When I was a child my parents used food stamps to help feed me and I’m not ashamed. I’m not ashamed because it wasn’t my fault. I’m not ashamed because it wasn’t my parents’ fault. More importantly, I’m not ashamed because no one should be ashamed that at some point in their life they had to rely on the help of others to get by.
Third grade was a transformative year for me. The Detroit Tigers won the 1984 World Series, the Cosby Show was the water fountain conversation at my elementary school and my dad got hurt at work one night and in an instant, my family went from comfortable and working class to struggling to make ends meet.
My dad has always worked hard to put food on the table and provide for his family. When I was born, he was a proud Firestone employee and things were good for his young family. Then the plant closed and life got harder. Always the fighter, my dad found work delivering pizzas at night for minimum wage. He got a break when a local steel plant was hiring and things looked brighter. That is until nearly 10,000 pounds of steel came crashing down on my dad and altered our lives.
I remember my mom, holding back tears, telling my sisters and me that our dad was hurt, he was going to be okay and we didn’t have to worry about anything. I was worried. But I shouldn’t have been as worried as I was. My mom worked hard to make sure we ate and kept our house. My dad focused on healing and going back to college so that he could later become a teacher. But before that happened, my parents had to deal with an employer that cared more about profits than taking care of someone that was hurt on the job. My dad was fired when he wasn’t physically able to return to work.

Dataset records:
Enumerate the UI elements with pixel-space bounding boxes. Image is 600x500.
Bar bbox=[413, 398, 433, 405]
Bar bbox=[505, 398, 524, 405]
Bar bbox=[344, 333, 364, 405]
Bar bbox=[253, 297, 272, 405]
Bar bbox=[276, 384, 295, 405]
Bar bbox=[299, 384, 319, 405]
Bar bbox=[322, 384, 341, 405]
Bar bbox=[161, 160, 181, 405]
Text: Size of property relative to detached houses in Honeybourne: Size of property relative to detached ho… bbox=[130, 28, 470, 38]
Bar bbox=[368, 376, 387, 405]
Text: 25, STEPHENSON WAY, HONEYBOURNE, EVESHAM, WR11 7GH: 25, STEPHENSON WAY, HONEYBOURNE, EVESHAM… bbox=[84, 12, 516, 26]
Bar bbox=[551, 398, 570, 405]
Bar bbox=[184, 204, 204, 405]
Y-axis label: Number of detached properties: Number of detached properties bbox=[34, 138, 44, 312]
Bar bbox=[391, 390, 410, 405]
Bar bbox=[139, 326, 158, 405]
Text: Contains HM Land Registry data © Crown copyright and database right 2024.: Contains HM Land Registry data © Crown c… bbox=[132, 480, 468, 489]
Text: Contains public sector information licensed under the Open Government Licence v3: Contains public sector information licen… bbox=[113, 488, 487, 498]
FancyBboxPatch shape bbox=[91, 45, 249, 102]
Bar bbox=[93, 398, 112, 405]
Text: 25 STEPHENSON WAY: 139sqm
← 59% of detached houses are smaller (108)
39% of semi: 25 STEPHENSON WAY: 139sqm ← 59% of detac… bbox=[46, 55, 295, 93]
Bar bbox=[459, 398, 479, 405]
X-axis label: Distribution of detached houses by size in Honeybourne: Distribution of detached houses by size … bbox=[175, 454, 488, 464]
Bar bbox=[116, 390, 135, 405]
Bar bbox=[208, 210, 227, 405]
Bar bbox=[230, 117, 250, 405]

§ **QUESTIONS**
- 1) Please update the food stamps essay from "My dad has always" to "altered our lives.", starting at the first and ending at the second, and change "pizzas" to "sandwiches".
- 2) In the food stamps essay, which company employed the dad when the writer was born?

§ **ANSWER LIST**
- 1)
My dad has always worked hard to put food on the table and provide for his family. When I was born, he was a proud Firestone employee and things were good for his young family. Then the plant closed and life got harder. Always the fighter, my dad found work delivering sandwiches at night for minimum wage. He got a break when a local steel plant was hiring and things looked brighter. That is until nearly 10,000 pounds of steel came crashing down on my dad and altered our lives.

- 2) Firestone